Stored entries:
#####
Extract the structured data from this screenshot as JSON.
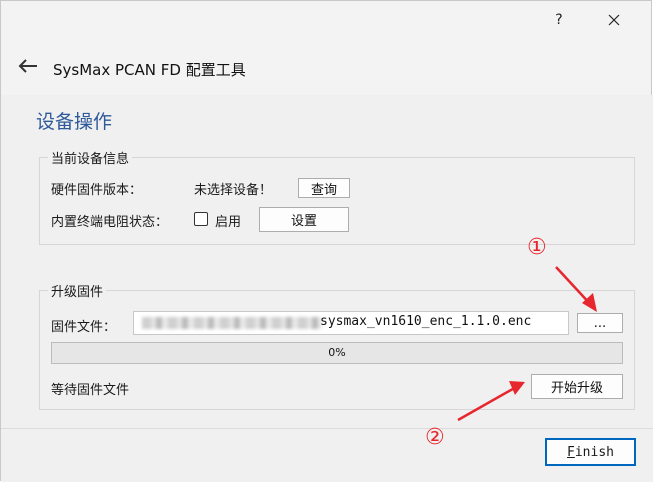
{
  "window": {
    "help_label": "?",
    "close_label": "✕"
  },
  "header": {
    "title": "SysMax PCAN FD 配置工具",
    "back_icon": "back-arrow-icon"
  },
  "page": {
    "heading": "设备操作"
  },
  "device_info": {
    "group_title": "当前设备信息",
    "firmware_label": "硬件固件版本：",
    "firmware_value": "未选择设备！",
    "query_button": "查询",
    "termination_label": "内置终端电阻状态：",
    "enable_checkbox_label": "启用",
    "enable_checked": false,
    "settings_button": "设置"
  },
  "upgrade": {
    "group_title": "升级固件",
    "file_label": "固件文件：",
    "file_value": "sysmax_vn1610_enc_1.1.0.enc",
    "browse_button": "...",
    "progress": 0,
    "progress_text": "0%",
    "status_text": "等待固件文件",
    "start_button": "开始升级"
  },
  "footer": {
    "finish_mnemonic": "F",
    "finish_rest": "inish"
  },
  "annotations": {
    "marker_1": "①",
    "marker_2": "②",
    "color": "#e8262e"
  },
  "colors": {
    "heading": "#2e5a9a",
    "accent": "#0067c0"
  }
}
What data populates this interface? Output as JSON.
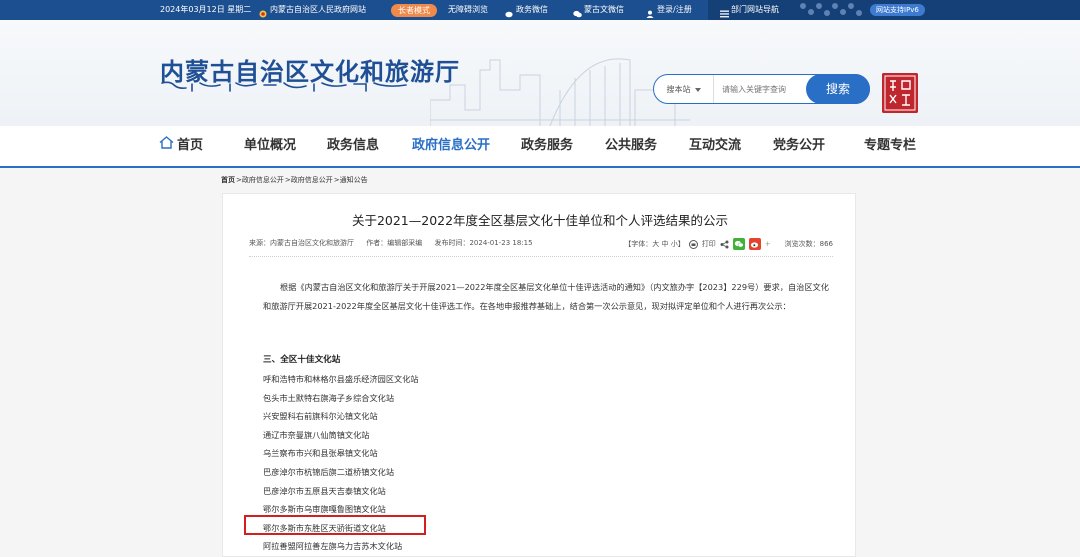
{
  "topbar": {
    "date": "2024年03月12日 星期二",
    "gov_site": "内蒙古自治区人民政府网站",
    "elder_mode": "长者模式",
    "accessible": "无障碍浏览",
    "weibo": "政务微信",
    "wechat": "蒙古文微信",
    "login": "登录/注册",
    "dept_nav": "部门网站导航",
    "ipv6": "网站支持IPv6"
  },
  "header": {
    "title": "内蒙古自治区文化和旅游厅",
    "search_scope": "搜本站",
    "search_placeholder": "请输入关键字查询",
    "search_button": "搜索"
  },
  "nav": [
    {
      "label": "首页"
    },
    {
      "label": "单位概况"
    },
    {
      "label": "政务信息"
    },
    {
      "label": "政府信息公开"
    },
    {
      "label": "政务服务"
    },
    {
      "label": "公共服务"
    },
    {
      "label": "互动交流"
    },
    {
      "label": "党务公开"
    },
    {
      "label": "专题专栏"
    }
  ],
  "breadcrumb": [
    "首页",
    ">政府信息公开",
    ">政府信息公开",
    ">通知公告"
  ],
  "article": {
    "title": "关于2021—2022年度全区基层文化十佳单位和个人评选结果的公示",
    "source": "来源：内蒙古自治区文化和旅游厅",
    "author": "作者：编辑部采编",
    "date": "发布时间：2024-01-23 18:15",
    "font_size": "【字体：大 中 小】",
    "print": "打印",
    "views": "浏览次数：866",
    "intro": "根据《内蒙古自治区文化和旅游厅关于开展2021—2022年度全区基层文化单位十佳评选活动的通知》（内文旅办字【2023】229号）要求，自治区文化和旅游厅开展2021-2022年度全区基层文化十佳评选工作。在各地申报推荐基础上，结合第一次公示意见，现对拟评定单位和个人进行再次公示：",
    "section_title": "三、全区十佳文化站",
    "stations": [
      "呼和浩特市和林格尔县盛乐经济园区文化站",
      "包头市土默特右旗海子乡综合文化站",
      "兴安盟科右前旗科尔沁镇文化站",
      "通辽市奈曼旗八仙筒镇文化站",
      "乌兰察布市兴和县张皋镇文化站",
      "巴彦淖尔市杭锦后旗二道桥镇文化站",
      "巴彦淖尔市五原县天吉泰镇文化站",
      "鄂尔多斯市乌审旗嘎鲁图镇文化站",
      "鄂尔多斯市东胜区天骄街道文化站",
      "阿拉善盟阿拉善左旗乌力吉苏木文化站"
    ]
  }
}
#####
Show the lines that mention the word "JSON".

Extract the structured data from this screenshot as JSON.
What data populates this interface? Output as JSON.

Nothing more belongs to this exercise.